=== JOB ===
Gather up every line that includes the string "Negative".

─── RECORDED INFORMATION

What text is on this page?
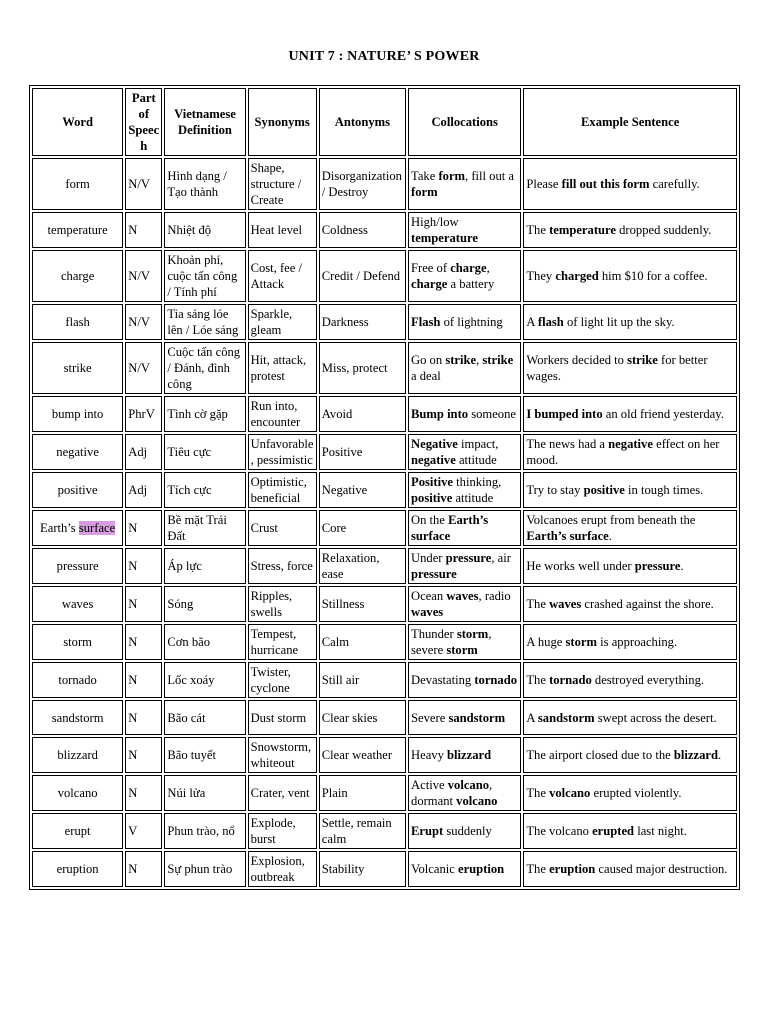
UNIT 7 : NATURE’ S POWER
Word	Part of Speech	Vietnamese Definition	Synonyms	Antonyms	Collocations	Example Sentence
form	N/V	Hình dạng / Tạo thành	Shape, structure / Create	Disorganization / Destroy	Take form, fill out a form	Please fill out this form carefully.
temperature	N	Nhiệt độ	Heat level	Coldness	High/low temperature	The temperature dropped suddenly.
charge	N/V	Khoản phí, cuộc tấn công / Tính phí	Cost, fee / Attack	Credit / Defend	Free of charge, charge a battery	They charged him $10 for a coffee.
flash	N/V	Tia sáng lóe lên / Lóe sáng	Sparkle, gleam	Darkness	Flash of lightning	A flash of light lit up the sky.
strike	N/V	Cuộc tấn công / Đánh, đình công	Hit, attack, protest	Miss, protect	Go on strike, strike a deal	Workers decided to strike for better wages.
bump into	PhrV	Tình cờ gặp	Run into, encounter	Avoid	Bump into someone	I bumped into an old friend yesterday.
negative	Adj	Tiêu cực	Unfavorable, pessimistic	Positive	Negative impact, negative attitude	The news had a negative effect on her mood.
positive	Adj	Tích cực	Optimistic, beneficial	Negative	Positive thinking, positive attitude	Try to stay positive in tough times.
Earth’s surface	N	Bề mặt Trái Đất	Crust	Core	On the Earth’s surface	Volcanoes erupt from beneath the Earth’s surface.
pressure	N	Áp lực	Stress, force	Relaxation, ease	Under pressure, air pressure	He works well under pressure.
waves	N	Sóng	Ripples, swells	Stillness	Ocean waves, radio waves	The waves crashed against the shore.
storm	N	Cơn bão	Tempest, hurricane	Calm	Thunder storm, severe storm	A huge storm is approaching.
tornado	N	Lốc xoáy	Twister, cyclone	Still air	Devastating tornado	The tornado destroyed everything.
sandstorm	N	Bão cát	Dust storm	Clear skies	Severe sandstorm	A sandstorm swept across the desert.
blizzard	N	Bão tuyết	Snowstorm, whiteout	Clear weather	Heavy blizzard	The airport closed due to the blizzard.
volcano	N	Núi lửa	Crater, vent	Plain	Active volcano, dormant volcano	The volcano erupted violently.
erupt	V	Phun trào, nổ	Explode, burst	Settle, remain calm	Erupt suddenly	The volcano erupted last night.
eruption	N	Sự phun trào	Explosion, outbreak	Stability	Volcanic eruption	The eruption caused major destruction.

──────

=== SOLVED PROBLEM ===
negative	Adj	Tiêu cực	Unfavorable, pessimistic	Positive	Negative impact, negative attitude	The news had a negative effect on her mood.
positive	Adj	Tích cực	Optimistic, beneficial	Negative	Positive thinking, positive attitude	Try to stay positive in tough times.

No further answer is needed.